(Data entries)
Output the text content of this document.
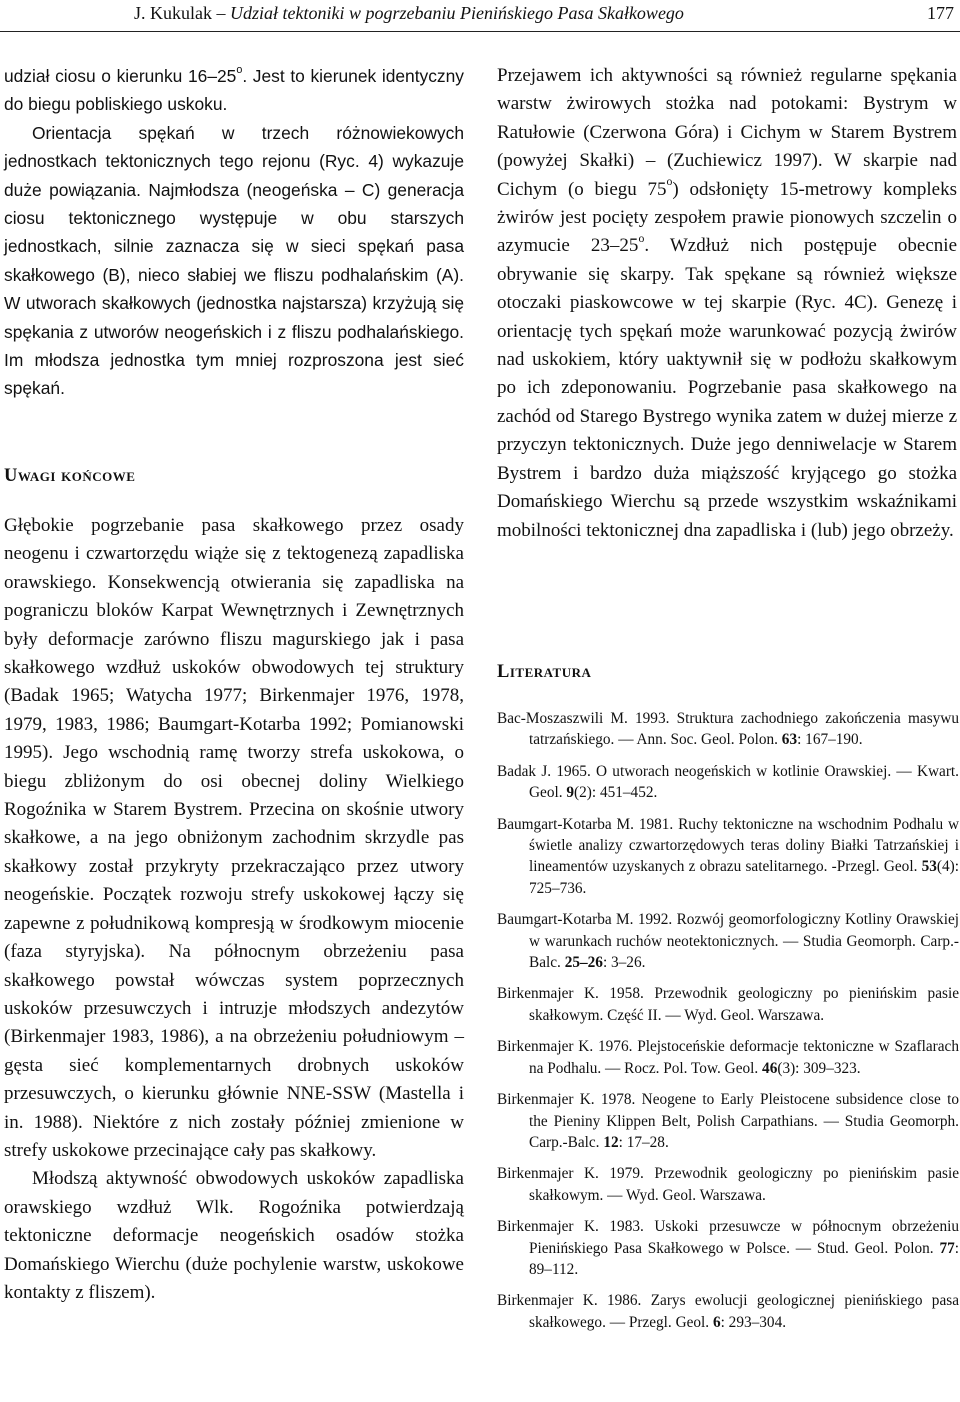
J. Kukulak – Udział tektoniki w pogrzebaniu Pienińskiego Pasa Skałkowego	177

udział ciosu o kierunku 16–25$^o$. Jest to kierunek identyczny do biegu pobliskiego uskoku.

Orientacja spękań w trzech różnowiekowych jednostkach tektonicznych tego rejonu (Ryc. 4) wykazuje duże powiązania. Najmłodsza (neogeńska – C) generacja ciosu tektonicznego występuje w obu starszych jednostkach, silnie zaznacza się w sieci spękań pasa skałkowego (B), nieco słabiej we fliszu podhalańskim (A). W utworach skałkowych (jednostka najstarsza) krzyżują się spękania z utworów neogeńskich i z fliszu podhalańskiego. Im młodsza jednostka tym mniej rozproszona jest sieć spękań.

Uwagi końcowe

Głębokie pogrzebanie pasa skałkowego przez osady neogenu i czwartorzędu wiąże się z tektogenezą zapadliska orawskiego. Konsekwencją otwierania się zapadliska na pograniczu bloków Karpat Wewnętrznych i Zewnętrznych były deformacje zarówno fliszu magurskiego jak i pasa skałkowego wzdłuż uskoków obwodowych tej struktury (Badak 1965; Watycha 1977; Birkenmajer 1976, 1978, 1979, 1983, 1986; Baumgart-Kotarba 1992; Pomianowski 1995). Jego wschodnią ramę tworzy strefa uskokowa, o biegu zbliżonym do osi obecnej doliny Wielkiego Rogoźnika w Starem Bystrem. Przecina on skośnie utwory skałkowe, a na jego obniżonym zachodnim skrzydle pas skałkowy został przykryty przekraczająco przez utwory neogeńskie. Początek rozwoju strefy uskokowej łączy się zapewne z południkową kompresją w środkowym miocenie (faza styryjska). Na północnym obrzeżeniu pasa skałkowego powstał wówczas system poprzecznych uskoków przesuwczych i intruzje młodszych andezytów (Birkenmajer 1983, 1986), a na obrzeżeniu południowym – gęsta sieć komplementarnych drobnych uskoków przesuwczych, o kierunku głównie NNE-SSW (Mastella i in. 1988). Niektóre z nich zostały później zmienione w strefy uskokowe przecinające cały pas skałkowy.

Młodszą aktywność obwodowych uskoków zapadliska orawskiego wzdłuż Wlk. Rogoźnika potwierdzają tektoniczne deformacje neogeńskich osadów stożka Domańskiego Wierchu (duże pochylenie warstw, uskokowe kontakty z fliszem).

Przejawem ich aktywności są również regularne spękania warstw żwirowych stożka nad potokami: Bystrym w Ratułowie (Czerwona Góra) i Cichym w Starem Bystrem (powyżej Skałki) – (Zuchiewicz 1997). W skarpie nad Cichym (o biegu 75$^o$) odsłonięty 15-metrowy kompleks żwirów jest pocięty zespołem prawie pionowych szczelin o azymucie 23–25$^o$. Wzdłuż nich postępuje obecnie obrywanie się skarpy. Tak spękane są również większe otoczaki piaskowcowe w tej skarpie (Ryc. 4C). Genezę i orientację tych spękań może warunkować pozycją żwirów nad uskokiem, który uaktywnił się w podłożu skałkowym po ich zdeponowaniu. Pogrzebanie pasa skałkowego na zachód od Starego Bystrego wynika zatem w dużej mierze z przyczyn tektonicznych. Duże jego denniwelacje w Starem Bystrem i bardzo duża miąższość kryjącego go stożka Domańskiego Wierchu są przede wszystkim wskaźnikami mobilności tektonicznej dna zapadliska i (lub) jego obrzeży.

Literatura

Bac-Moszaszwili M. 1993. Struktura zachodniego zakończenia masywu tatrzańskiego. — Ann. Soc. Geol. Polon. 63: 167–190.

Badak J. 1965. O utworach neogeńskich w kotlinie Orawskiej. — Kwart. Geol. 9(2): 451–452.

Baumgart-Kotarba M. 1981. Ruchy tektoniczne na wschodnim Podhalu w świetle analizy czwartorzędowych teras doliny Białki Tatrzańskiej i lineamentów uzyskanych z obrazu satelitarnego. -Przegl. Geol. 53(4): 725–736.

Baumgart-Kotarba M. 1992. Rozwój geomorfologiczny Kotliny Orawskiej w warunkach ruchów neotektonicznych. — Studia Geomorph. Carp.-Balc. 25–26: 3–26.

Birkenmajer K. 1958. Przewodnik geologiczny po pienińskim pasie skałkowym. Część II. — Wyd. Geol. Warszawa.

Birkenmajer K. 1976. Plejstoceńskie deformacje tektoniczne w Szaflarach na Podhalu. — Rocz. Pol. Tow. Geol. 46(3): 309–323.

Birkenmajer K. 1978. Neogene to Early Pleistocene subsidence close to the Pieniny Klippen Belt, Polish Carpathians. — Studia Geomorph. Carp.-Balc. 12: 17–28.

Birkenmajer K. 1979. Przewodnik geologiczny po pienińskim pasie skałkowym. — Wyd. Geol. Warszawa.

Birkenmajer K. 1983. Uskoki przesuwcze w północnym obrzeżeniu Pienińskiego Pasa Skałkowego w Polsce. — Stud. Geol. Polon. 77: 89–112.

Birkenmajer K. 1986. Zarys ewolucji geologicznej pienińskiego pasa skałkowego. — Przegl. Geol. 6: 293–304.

...

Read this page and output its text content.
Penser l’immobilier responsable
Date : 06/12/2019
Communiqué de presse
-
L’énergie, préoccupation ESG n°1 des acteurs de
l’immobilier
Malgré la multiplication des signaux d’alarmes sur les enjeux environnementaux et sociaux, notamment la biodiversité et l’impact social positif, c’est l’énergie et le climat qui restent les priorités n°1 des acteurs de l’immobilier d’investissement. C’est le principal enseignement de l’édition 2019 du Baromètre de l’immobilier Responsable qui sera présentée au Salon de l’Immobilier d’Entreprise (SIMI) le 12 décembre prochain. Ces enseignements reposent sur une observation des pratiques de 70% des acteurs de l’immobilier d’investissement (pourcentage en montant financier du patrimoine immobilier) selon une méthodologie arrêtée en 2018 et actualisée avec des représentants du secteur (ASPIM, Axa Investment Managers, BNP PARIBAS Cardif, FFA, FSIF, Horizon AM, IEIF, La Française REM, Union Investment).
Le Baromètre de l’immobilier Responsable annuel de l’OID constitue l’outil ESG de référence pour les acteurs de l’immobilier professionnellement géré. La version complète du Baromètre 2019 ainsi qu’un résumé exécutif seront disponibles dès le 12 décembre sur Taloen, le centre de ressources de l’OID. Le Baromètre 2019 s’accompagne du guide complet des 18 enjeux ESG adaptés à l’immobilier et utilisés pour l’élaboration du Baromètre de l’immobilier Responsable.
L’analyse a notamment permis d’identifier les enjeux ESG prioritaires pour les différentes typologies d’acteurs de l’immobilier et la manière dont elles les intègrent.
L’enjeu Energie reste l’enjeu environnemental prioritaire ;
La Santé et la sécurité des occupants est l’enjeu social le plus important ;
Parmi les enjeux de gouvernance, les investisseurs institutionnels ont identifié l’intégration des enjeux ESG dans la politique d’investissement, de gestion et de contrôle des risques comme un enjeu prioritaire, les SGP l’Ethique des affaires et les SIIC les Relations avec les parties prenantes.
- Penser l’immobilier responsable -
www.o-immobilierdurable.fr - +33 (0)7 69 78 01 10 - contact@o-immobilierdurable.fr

## Brief
All lines above with "pienińskim" in them should be returned.

## Result
Birkenmajer K. 1958. Przewodnik geologiczny po pienińskim pasie skałkowym. Część II. — Wyd. Geol. Warszawa.
Birkenmajer K. 1979. Przewodnik geologiczny po pienińskim pasie skałkowym. — Wyd. Geol. Warszawa.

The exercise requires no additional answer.